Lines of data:

## Begin

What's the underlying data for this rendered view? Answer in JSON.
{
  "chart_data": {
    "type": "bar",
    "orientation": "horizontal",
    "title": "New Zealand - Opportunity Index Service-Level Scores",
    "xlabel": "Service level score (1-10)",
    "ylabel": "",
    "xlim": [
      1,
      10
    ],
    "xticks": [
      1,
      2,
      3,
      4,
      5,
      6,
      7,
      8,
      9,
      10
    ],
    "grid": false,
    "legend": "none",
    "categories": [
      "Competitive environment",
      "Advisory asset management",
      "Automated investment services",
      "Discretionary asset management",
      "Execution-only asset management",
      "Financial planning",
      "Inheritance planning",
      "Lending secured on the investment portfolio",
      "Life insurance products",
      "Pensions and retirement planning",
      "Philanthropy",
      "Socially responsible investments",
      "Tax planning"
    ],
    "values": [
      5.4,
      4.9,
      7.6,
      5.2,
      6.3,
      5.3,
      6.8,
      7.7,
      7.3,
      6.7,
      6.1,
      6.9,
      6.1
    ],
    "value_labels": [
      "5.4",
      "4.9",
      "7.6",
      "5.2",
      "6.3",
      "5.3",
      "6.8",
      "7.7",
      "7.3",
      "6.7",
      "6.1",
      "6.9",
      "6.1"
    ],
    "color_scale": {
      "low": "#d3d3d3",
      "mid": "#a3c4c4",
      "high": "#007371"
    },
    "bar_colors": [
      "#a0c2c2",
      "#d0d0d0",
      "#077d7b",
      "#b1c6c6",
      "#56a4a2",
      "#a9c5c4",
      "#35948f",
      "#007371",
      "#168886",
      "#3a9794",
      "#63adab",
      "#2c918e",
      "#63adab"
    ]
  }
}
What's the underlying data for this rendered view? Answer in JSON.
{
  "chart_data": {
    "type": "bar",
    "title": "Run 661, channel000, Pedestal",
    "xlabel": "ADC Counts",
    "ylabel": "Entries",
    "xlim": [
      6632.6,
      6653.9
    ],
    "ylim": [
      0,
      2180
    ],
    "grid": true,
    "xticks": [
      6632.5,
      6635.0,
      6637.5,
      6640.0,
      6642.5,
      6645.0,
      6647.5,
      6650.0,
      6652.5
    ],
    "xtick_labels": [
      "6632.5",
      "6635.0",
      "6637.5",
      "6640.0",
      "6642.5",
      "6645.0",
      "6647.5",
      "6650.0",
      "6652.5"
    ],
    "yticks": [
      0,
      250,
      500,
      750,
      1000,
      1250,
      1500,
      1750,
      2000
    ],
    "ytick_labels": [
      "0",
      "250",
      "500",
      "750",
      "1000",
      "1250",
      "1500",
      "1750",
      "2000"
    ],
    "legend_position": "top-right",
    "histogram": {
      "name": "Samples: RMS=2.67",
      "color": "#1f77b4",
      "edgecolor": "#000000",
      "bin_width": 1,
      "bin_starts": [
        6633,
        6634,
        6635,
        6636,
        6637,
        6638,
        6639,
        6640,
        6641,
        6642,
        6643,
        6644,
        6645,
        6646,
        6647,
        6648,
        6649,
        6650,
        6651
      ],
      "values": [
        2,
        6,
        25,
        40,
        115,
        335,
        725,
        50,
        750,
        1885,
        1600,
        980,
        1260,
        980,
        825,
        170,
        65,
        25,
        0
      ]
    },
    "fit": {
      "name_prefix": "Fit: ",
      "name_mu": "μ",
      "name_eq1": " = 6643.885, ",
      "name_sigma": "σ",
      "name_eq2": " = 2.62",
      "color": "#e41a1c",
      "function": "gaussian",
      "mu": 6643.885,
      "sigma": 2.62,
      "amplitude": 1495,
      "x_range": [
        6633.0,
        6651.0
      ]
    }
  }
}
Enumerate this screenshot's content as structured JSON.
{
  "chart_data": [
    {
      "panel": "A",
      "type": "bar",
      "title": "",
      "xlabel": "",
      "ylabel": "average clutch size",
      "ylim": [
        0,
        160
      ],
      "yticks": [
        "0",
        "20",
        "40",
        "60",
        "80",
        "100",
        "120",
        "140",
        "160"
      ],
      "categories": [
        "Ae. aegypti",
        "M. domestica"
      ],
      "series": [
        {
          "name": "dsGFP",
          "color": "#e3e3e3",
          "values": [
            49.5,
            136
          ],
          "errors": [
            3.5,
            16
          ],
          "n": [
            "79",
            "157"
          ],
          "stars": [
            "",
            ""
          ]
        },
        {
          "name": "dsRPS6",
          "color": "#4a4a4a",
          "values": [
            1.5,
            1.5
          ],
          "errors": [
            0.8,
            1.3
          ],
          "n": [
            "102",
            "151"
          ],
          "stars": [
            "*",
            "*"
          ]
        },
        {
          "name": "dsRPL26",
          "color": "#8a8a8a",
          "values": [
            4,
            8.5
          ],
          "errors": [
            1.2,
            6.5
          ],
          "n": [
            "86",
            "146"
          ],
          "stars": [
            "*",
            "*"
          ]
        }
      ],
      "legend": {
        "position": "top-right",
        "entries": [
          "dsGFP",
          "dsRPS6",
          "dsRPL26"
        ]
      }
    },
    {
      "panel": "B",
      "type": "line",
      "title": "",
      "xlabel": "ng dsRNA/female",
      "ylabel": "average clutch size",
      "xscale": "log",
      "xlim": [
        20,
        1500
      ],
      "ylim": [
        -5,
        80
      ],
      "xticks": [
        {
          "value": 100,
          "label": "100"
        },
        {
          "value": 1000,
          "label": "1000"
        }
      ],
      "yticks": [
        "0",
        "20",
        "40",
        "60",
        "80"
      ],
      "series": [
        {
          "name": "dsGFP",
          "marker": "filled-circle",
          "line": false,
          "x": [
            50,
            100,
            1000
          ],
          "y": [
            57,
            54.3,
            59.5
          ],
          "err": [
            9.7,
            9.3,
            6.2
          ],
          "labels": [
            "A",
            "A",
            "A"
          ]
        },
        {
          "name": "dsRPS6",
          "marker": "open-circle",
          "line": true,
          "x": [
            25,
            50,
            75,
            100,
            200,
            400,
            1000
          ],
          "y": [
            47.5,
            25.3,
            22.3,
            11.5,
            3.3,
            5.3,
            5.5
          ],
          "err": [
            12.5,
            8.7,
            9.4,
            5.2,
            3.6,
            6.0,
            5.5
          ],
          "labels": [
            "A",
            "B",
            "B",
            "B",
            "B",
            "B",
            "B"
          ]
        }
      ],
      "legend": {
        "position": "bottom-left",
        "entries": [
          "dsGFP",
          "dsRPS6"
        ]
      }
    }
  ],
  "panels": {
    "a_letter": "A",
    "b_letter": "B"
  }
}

## End

TASK GOAL → Can you give every line above again, exactly as written?

WORKED ANSWER →
What's the underlying data for this rendered view? Answer in JSON.
{
  "chart_data": {
    "type": "bar",
    "orientation": "horizontal",
    "title": "New Zealand - Opportunity Index Service-Level Scores",
    "xlabel": "Service level score (1-10)",
    "ylabel": "",
    "xlim": [
      1,
      10
    ],
    "xticks": [
      1,
      2,
      3,
      4,
      5,
      6,
      7,
      8,
      9,
      10
    ],
    "grid": false,
    "legend": "none",
    "categories": [
      "Competitive environment",
      "Advisory asset management",
      "Automated investment services",
      "Discretionary asset management",
      "Execution-only asset management",
      "Financial planning",
      "Inheritance planning",
      "Lending secured on the investment portfolio",
      "Life insurance products",
      "Pensions and retirement planning",
      "Philanthropy",
      "Socially responsible investments",
      "Tax planning"
    ],
    "values": [
      5.4,
      4.9,
      7.6,
      5.2,
      6.3,
      5.3,
      6.8,
      7.7,
      7.3,
      6.7,
      6.1,
      6.9,
      6.1
    ],
    "value_labels": [
      "5.4",
      "4.9",
      "7.6",
      "5.2",
      "6.3",
      "5.3",
      "6.8",
      "7.7",
      "7.3",
      "6.7",
      "6.1",
      "6.9",
      "6.1"
    ],
    "color_scale": {
      "low": "#d3d3d3",
      "mid": "#a3c4c4",
      "high": "#007371"
    },
    "bar_colors": [
      "#a0c2c2",
      "#d0d0d0",
      "#077d7b",
      "#b1c6c6",
      "#56a4a2",
      "#a9c5c4",
      "#35948f",
      "#007371",
      "#168886",
      "#3a9794",
      "#63adab",
      "#2c918e",
      "#63adab"
    ]
  }
}
What's the underlying data for this rendered view? Answer in JSON.
{
  "chart_data": {
    "type": "bar",
    "title": "Run 661, channel000, Pedestal",
    "xlabel": "ADC Counts",
    "ylabel": "Entries",
    "xlim": [
      6632.6,
      6653.9
    ],
    "ylim": [
      0,
      2180
    ],
    "grid": true,
    "xticks": [
      6632.5,
      6635.0,
      6637.5,
      6640.0,
      6642.5,
      6645.0,
      6647.5,
      6650.0,
      6652.5
    ],
    "xtick_labels": [
      "6632.5",
      "6635.0",
      "6637.5",
      "6640.0",
      "6642.5",
      "6645.0",
      "6647.5",
      "6650.0",
      "6652.5"
    ],
    "yticks": [
      0,
      250,
      500,
      750,
      1000,
      1250,
      1500,
      1750,
      2000
    ],
    "ytick_labels": [
      "0",
      "250",
      "500",
      "750",
      "1000",
      "1250",
      "1500",
      "1750",
      "2000"
    ],
    "legend_position": "top-right",
    "histogram": {
      "name": "Samples: RMS=2.67",
      "color": "#1f77b4",
      "edgecolor": "#000000",
      "bin_width": 1,
      "bin_starts": [
        6633,
        6634,
        6635,
        6636,
        6637,
        6638,
        6639,
        6640,
        6641,
        6642,
        6643,
        6644,
        6645,
        6646,
        6647,
        6648,
        6649,
        6650,
        6651
      ],
      "values": [
        2,
        6,
        25,
        40,
        115,
        335,
        725,
        50,
        750,
        1885,
        1600,
        980,
        1260,
        980,
        825,
        170,
        65,
        25,
        0
      ]
    },
    "fit": {
      "name_prefix": "Fit: ",
      "name_mu": "μ",
      "name_eq1": " = 6643.885, ",
      "name_sigma": "σ",
      "name_eq2": " = 2.62",
      "color": "#e41a1c",
      "function": "gaussian",
      "mu": 6643.885,
      "sigma": 2.62,
      "amplitude": 1495,
      "x_range": [
        6633.0,
        6651.0
      ]
    }
  }
}
Enumerate this screenshot's content as structured JSON.
{
  "chart_data": [
    {
      "panel": "A",
      "type": "bar",
      "title": "",
      "xlabel": "",
      "ylabel": "average clutch size",
      "ylim": [
        0,
        160
      ],
      "yticks": [
        "0",
        "20",
        "40",
        "60",
        "80",
        "100",
        "120",
        "140",
        "160"
      ],
      "categories": [
        "Ae. aegypti",
        "M. domestica"
      ],
      "series": [
        {
          "name": "dsGFP",
          "color": "#e3e3e3",
          "values": [
            49.5,
            136
          ],
          "errors": [
            3.5,
            16
          ],
          "n": [
            "79",
            "157"
          ],
          "stars": [
            "",
            ""
          ]
        },
        {
          "name": "dsRPS6",
          "color": "#4a4a4a",
          "values": [
            1.5,
            1.5
          ],
          "errors": [
            0.8,
            1.3
          ],
          "n": [
            "102",
            "151"
          ],
          "stars": [
            "*",
            "*"
          ]
        },
        {
          "name": "dsRPL26",
          "color": "#8a8a8a",
          "values": [
            4,
            8.5
          ],
          "errors": [
            1.2,
            6.5
          ],
          "n": [
            "86",
            "146"
          ],
          "stars": [
            "*",
            "*"
          ]
        }
      ],
      "legend": {
        "position": "top-right",
        "entries": [
          "dsGFP",
          "dsRPS6",
          "dsRPL26"
        ]
      }
    },
    {
      "panel": "B",
      "type": "line",
      "title": "",
      "xlabel": "ng dsRNA/female",
      "ylabel": "average clutch size",
      "xscale": "log",
      "xlim": [
        20,
        1500
      ],
      "ylim": [
        -5,
        80
      ],
      "xticks": [
        {
          "value": 100,
          "label": "100"
        },
        {
          "value": 1000,
          "label": "1000"
        }
      ],
      "yticks": [
        "0",
        "20",
        "40",
        "60",
        "80"
      ],
      "series": [
        {
          "name": "dsGFP",
          "marker": "filled-circle",
          "line": false,
          "x": [
            50,
            100,
            1000
          ],
          "y": [
            57,
            54.3,
            59.5
          ],
          "err": [
            9.7,
            9.3,
            6.2
          ],
          "labels": [
            "A",
            "A",
            "A"
          ]
        },
        {
          "name": "dsRPS6",
          "marker": "open-circle",
          "line": true,
          "x": [
            25,
            50,
            75,
            100,
            200,
            400,
            1000
          ],
          "y": [
            47.5,
            25.3,
            22.3,
            11.5,
            3.3,
            5.3,
            5.5
          ],
          "err": [
            12.5,
            8.7,
            9.4,
            5.2,
            3.6,
            6.0,
            5.5
          ],
          "labels": [
            "A",
            "B",
            "B",
            "B",
            "B",
            "B",
            "B"
          ]
        }
      ],
      "legend": {
        "position": "bottom-left",
        "entries": [
          "dsGFP",
          "dsRPS6"
        ]
      }
    }
  ],
  "panels": {
    "a_letter": "A",
    "b_letter": "B"
  }
}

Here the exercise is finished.